### Dataset entries:

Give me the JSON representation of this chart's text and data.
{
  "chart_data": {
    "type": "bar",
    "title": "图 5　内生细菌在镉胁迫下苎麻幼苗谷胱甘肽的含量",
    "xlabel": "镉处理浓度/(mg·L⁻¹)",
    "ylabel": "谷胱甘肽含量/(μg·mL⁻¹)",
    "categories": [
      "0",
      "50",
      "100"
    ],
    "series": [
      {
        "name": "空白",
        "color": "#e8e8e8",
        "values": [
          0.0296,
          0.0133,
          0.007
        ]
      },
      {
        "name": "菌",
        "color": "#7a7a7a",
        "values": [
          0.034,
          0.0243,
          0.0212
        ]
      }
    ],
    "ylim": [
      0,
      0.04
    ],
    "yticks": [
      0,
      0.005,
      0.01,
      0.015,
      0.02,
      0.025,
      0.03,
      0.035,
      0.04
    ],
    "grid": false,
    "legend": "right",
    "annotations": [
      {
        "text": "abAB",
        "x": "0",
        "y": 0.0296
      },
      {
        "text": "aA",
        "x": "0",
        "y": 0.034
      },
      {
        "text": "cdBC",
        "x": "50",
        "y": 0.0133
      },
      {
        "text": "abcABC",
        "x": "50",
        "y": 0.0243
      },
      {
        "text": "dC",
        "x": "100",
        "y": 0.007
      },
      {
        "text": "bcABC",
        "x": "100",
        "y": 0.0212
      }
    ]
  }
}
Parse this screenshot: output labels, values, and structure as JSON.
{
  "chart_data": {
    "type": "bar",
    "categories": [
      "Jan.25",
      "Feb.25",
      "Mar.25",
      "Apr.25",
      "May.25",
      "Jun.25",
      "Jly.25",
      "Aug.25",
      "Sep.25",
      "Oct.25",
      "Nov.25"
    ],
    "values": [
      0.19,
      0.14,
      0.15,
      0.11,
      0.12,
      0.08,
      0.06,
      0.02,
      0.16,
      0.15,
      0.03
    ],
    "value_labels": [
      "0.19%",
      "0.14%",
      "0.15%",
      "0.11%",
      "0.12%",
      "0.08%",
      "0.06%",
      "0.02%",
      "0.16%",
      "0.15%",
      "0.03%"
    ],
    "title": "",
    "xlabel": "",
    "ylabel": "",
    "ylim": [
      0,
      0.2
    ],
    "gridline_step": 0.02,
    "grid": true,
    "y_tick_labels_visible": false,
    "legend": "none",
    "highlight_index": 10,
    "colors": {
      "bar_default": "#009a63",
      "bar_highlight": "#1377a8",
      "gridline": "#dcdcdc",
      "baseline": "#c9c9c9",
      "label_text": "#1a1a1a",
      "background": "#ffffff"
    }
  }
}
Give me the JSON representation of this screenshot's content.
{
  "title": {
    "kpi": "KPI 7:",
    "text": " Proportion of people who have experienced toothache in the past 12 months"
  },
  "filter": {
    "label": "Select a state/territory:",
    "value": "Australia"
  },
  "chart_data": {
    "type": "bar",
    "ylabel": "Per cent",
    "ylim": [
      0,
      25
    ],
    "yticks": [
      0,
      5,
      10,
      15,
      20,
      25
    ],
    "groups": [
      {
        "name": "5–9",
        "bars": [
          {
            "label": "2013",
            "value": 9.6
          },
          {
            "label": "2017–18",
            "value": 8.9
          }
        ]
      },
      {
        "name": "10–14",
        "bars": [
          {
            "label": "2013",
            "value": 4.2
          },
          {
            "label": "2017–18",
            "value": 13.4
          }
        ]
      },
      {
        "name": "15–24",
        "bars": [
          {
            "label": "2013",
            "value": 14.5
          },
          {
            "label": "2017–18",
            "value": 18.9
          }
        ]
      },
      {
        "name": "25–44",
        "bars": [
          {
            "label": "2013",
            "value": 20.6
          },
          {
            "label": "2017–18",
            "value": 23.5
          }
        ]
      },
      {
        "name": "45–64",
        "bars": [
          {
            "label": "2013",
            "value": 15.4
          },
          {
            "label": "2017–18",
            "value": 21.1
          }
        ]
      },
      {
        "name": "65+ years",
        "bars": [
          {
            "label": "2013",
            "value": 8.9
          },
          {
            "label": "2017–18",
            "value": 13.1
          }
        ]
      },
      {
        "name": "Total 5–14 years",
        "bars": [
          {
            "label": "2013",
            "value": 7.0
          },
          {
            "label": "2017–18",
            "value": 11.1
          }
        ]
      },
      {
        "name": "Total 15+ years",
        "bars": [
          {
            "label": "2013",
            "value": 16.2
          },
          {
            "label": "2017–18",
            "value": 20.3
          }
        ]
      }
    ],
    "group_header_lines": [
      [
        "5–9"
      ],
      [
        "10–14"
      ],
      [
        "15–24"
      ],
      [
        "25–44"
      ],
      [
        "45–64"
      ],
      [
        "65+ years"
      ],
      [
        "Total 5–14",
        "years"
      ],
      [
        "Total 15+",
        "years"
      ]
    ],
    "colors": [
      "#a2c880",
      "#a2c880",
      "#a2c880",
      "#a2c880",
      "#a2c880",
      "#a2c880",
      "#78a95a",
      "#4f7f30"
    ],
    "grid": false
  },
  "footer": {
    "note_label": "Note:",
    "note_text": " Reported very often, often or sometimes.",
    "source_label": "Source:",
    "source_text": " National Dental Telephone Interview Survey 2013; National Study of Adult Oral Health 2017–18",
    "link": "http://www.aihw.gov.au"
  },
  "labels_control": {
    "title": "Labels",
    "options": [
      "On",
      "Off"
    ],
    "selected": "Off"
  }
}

### Task description:
Produce an exact copy of the whole listing.

### Result below:
Give me the JSON representation of this chart's text and data.
{
  "chart_data": {
    "type": "bar",
    "title": "图 5　内生细菌在镉胁迫下苎麻幼苗谷胱甘肽的含量",
    "xlabel": "镉处理浓度/(mg·L⁻¹)",
    "ylabel": "谷胱甘肽含量/(μg·mL⁻¹)",
    "categories": [
      "0",
      "50",
      "100"
    ],
    "series": [
      {
        "name": "空白",
        "color": "#e8e8e8",
        "values": [
          0.0296,
          0.0133,
          0.007
        ]
      },
      {
        "name": "菌",
        "color": "#7a7a7a",
        "values": [
          0.034,
          0.0243,
          0.0212
        ]
      }
    ],
    "ylim": [
      0,
      0.04
    ],
    "yticks": [
      0,
      0.005,
      0.01,
      0.015,
      0.02,
      0.025,
      0.03,
      0.035,
      0.04
    ],
    "grid": false,
    "legend": "right",
    "annotations": [
      {
        "text": "abAB",
        "x": "0",
        "y": 0.0296
      },
      {
        "text": "aA",
        "x": "0",
        "y": 0.034
      },
      {
        "text": "cdBC",
        "x": "50",
        "y": 0.0133
      },
      {
        "text": "abcABC",
        "x": "50",
        "y": 0.0243
      },
      {
        "text": "dC",
        "x": "100",
        "y": 0.007
      },
      {
        "text": "bcABC",
        "x": "100",
        "y": 0.0212
      }
    ]
  }
}
Parse this screenshot: output labels, values, and structure as JSON.
{
  "chart_data": {
    "type": "bar",
    "categories": [
      "Jan.25",
      "Feb.25",
      "Mar.25",
      "Apr.25",
      "May.25",
      "Jun.25",
      "Jly.25",
      "Aug.25",
      "Sep.25",
      "Oct.25",
      "Nov.25"
    ],
    "values": [
      0.19,
      0.14,
      0.15,
      0.11,
      0.12,
      0.08,
      0.06,
      0.02,
      0.16,
      0.15,
      0.03
    ],
    "value_labels": [
      "0.19%",
      "0.14%",
      "0.15%",
      "0.11%",
      "0.12%",
      "0.08%",
      "0.06%",
      "0.02%",
      "0.16%",
      "0.15%",
      "0.03%"
    ],
    "title": "",
    "xlabel": "",
    "ylabel": "",
    "ylim": [
      0,
      0.2
    ],
    "gridline_step": 0.02,
    "grid": true,
    "y_tick_labels_visible": false,
    "legend": "none",
    "highlight_index": 10,
    "colors": {
      "bar_default": "#009a63",
      "bar_highlight": "#1377a8",
      "gridline": "#dcdcdc",
      "baseline": "#c9c9c9",
      "label_text": "#1a1a1a",
      "background": "#ffffff"
    }
  }
}
Give me the JSON representation of this screenshot's content.
{
  "title": {
    "kpi": "KPI 7:",
    "text": " Proportion of people who have experienced toothache in the past 12 months"
  },
  "filter": {
    "label": "Select a state/territory:",
    "value": "Australia"
  },
  "chart_data": {
    "type": "bar",
    "ylabel": "Per cent",
    "ylim": [
      0,
      25
    ],
    "yticks": [
      0,
      5,
      10,
      15,
      20,
      25
    ],
    "groups": [
      {
        "name": "5–9",
        "bars": [
          {
            "label": "2013",
            "value": 9.6
          },
          {
            "label": "2017–18",
            "value": 8.9
          }
        ]
      },
      {
        "name": "10–14",
        "bars": [
          {
            "label": "2013",
            "value": 4.2
          },
          {
            "label": "2017–18",
            "value": 13.4
          }
        ]
      },
      {
        "name": "15–24",
        "bars": [
          {
            "label": "2013",
            "value": 14.5
          },
          {
            "label": "2017–18",
            "value": 18.9
          }
        ]
      },
      {
        "name": "25–44",
        "bars": [
          {
            "label": "2013",
            "value": 20.6
          },
          {
            "label": "2017–18",
            "value": 23.5
          }
        ]
      },
      {
        "name": "45–64",
        "bars": [
          {
            "label": "2013",
            "value": 15.4
          },
          {
            "label": "2017–18",
            "value": 21.1
          }
        ]
      },
      {
        "name": "65+ years",
        "bars": [
          {
            "label": "2013",
            "value": 8.9
          },
          {
            "label": "2017–18",
            "value": 13.1
          }
        ]
      },
      {
        "name": "Total 5–14 years",
        "bars": [
          {
            "label": "2013",
            "value": 7.0
          },
          {
            "label": "2017–18",
            "value": 11.1
          }
        ]
      },
      {
        "name": "Total 15+ years",
        "bars": [
          {
            "label": "2013",
            "value": 16.2
          },
          {
            "label": "2017–18",
            "value": 20.3
          }
        ]
      }
    ],
    "group_header_lines": [
      [
        "5–9"
      ],
      [
        "10–14"
      ],
      [
        "15–24"
      ],
      [
        "25–44"
      ],
      [
        "45–64"
      ],
      [
        "65+ years"
      ],
      [
        "Total 5–14",
        "years"
      ],
      [
        "Total 15+",
        "years"
      ]
    ],
    "colors": [
      "#a2c880",
      "#a2c880",
      "#a2c880",
      "#a2c880",
      "#a2c880",
      "#a2c880",
      "#78a95a",
      "#4f7f30"
    ],
    "grid": false
  },
  "footer": {
    "note_label": "Note:",
    "note_text": " Reported very often, often or sometimes.",
    "source_label": "Source:",
    "source_text": " National Dental Telephone Interview Survey 2013; National Study of Adult Oral Health 2017–18",
    "link": "http://www.aihw.gov.au"
  },
  "labels_control": {
    "title": "Labels",
    "options": [
      "On",
      "Off"
    ],
    "selected": "Off"
  }
}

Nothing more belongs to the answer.